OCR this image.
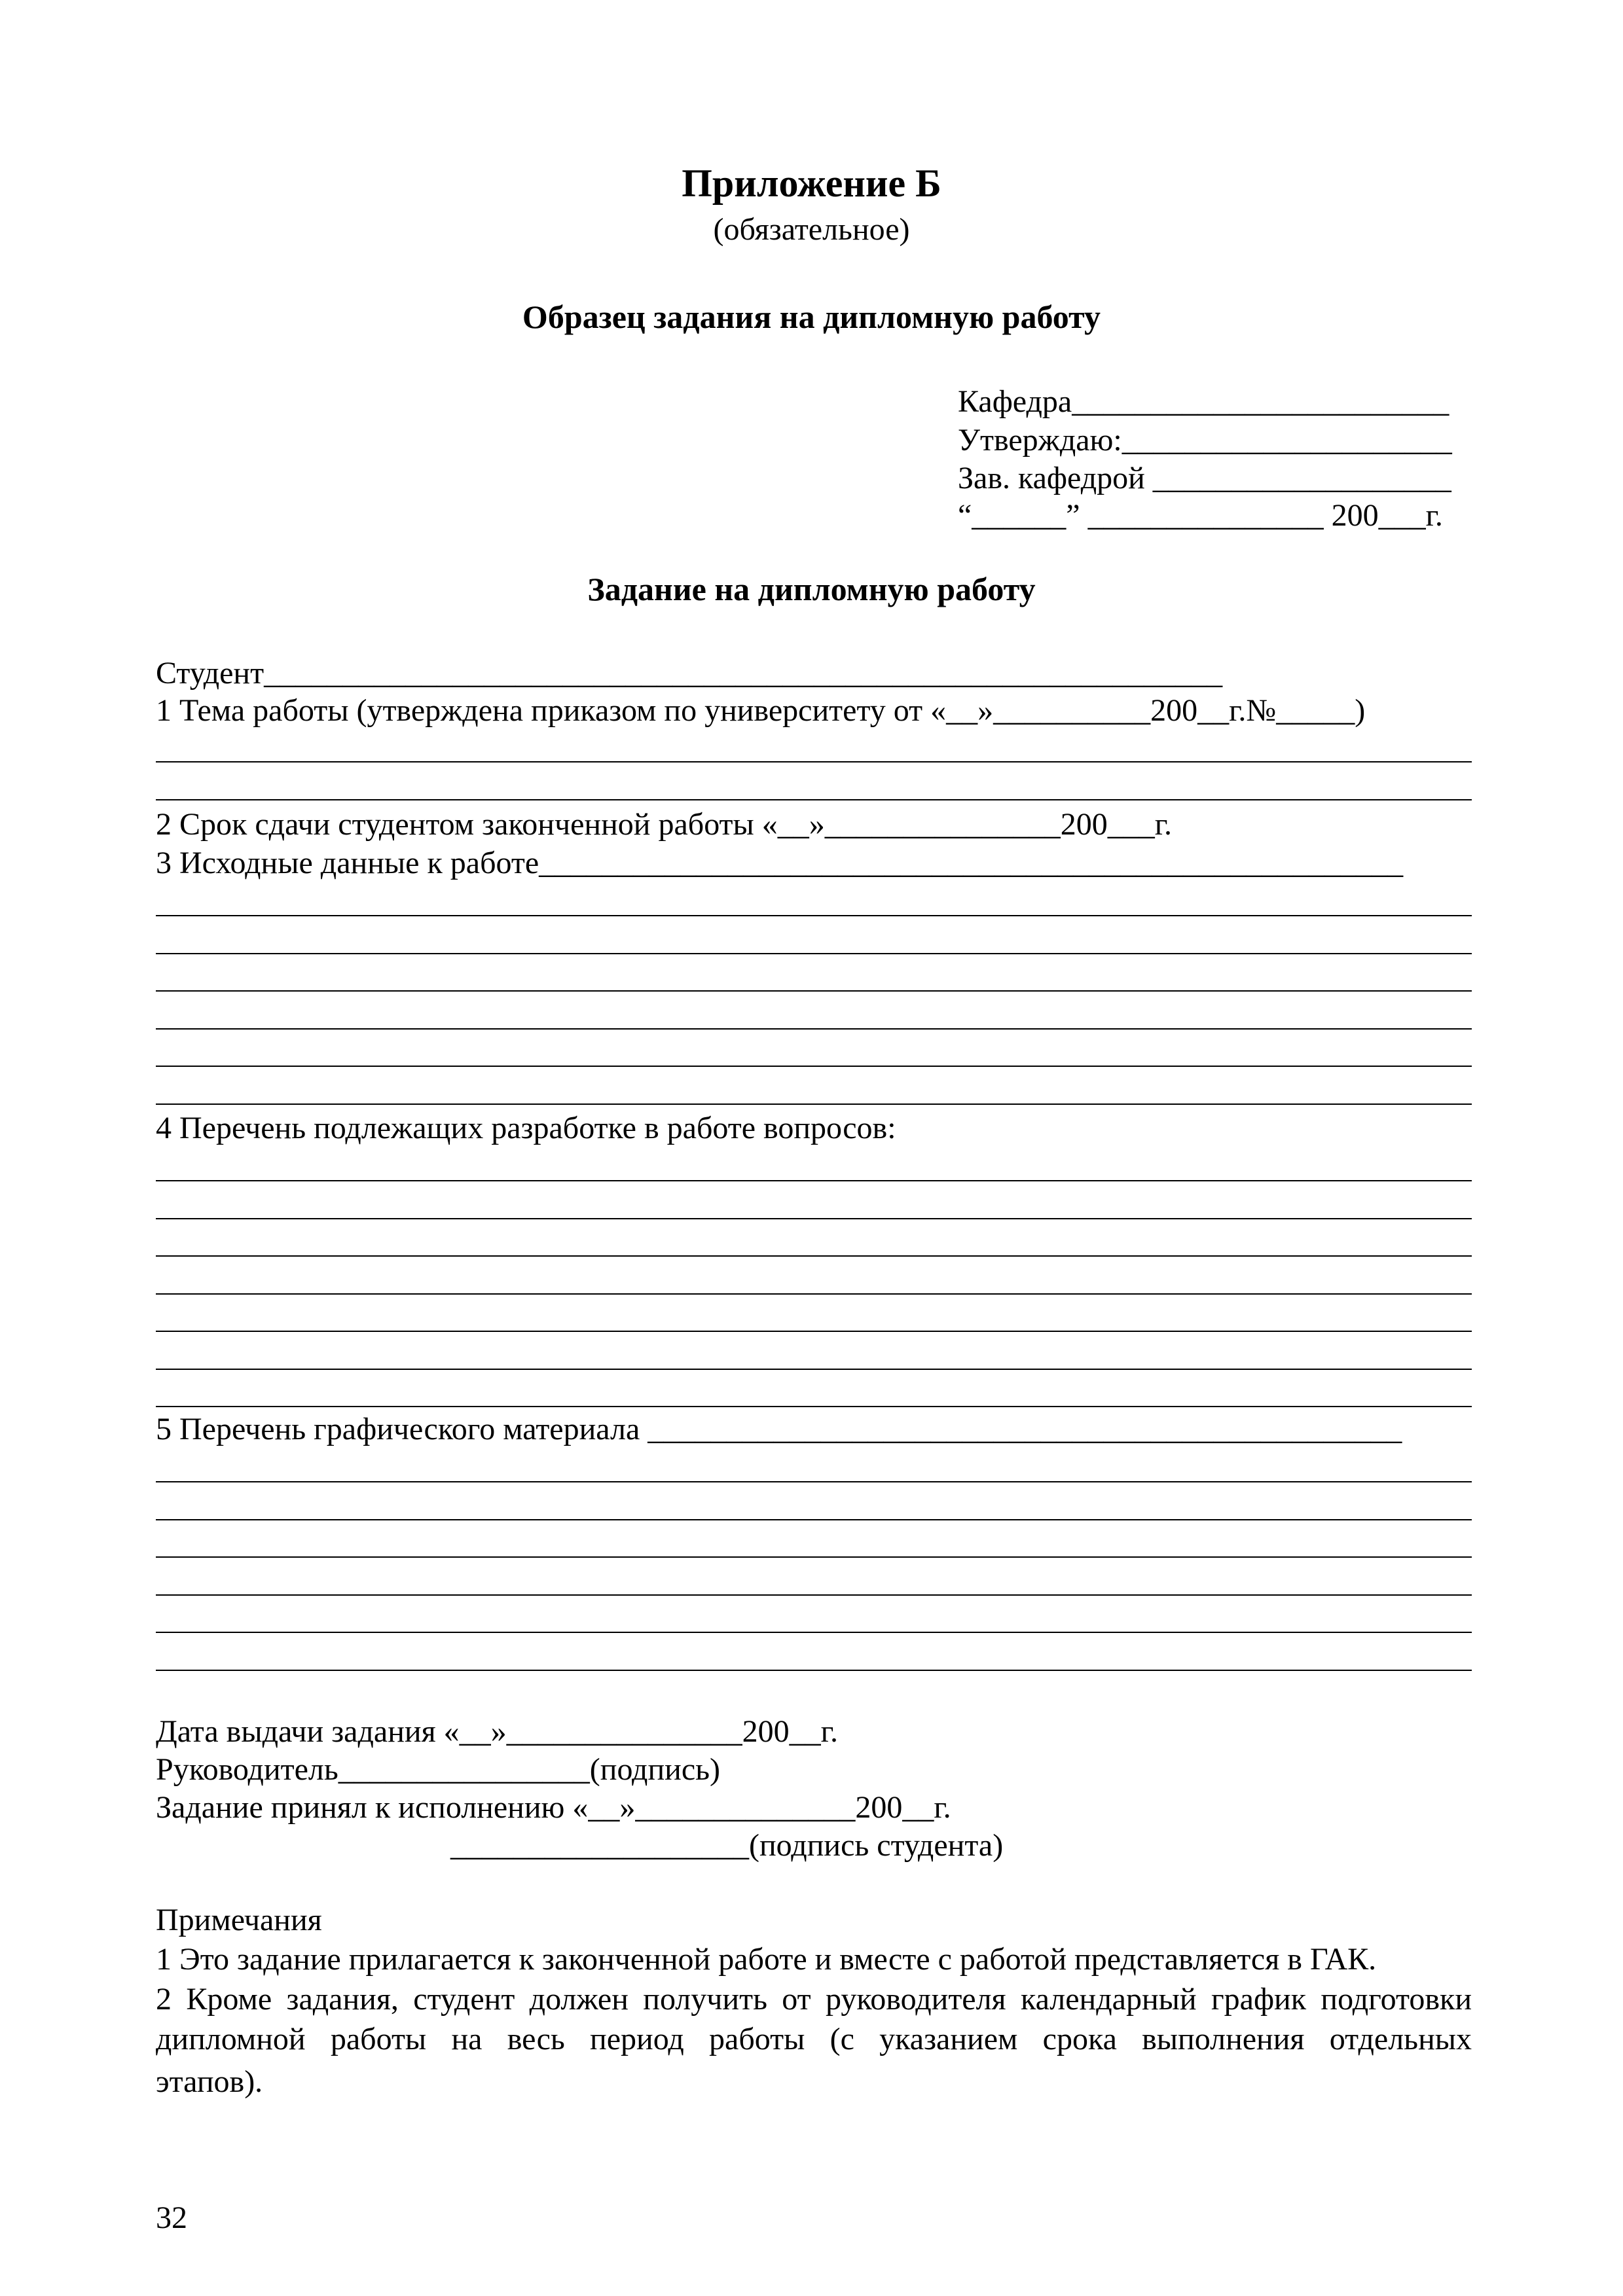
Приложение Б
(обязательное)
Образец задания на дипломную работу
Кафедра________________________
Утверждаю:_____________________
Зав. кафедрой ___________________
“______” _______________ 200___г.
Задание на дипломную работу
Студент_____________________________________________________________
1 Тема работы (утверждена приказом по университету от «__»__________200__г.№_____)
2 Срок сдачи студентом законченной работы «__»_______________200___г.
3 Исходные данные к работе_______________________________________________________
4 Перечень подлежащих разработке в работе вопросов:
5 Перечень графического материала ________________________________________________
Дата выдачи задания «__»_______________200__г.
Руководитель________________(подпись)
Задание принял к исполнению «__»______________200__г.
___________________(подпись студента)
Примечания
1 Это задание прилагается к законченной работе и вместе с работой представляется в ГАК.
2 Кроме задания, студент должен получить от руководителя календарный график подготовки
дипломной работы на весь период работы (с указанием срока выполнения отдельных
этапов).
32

→ **SET PROBLEM**
Take the listing above and print it exactly, apart from the pictures.

→ **COMPLETED TASK**
OCR this image.
Приложение Б
(обязательное)
Образец задания на дипломную работу
Кафедра________________________
Утверждаю:_____________________
Зав. кафедрой ___________________
“______” _______________ 200___г.
Задание на дипломную работу
Студент_____________________________________________________________
1 Тема работы (утверждена приказом по университету от «__»__________200__г.№_____)
2 Срок сдачи студентом законченной работы «__»_______________200___г.
3 Исходные данные к работе_______________________________________________________
4 Перечень подлежащих разработке в работе вопросов:
5 Перечень графического материала ________________________________________________
Дата выдачи задания «__»_______________200__г.
Руководитель________________(подпись)
Задание принял к исполнению «__»______________200__г.
___________________(подпись студента)
Примечания
1 Это задание прилагается к законченной работе и вместе с работой представляется в ГАК.
2 Кроме задания, студент должен получить от руководителя календарный график подготовки
дипломной работы на весь период работы (с указанием срока выполнения отдельных
этапов).
32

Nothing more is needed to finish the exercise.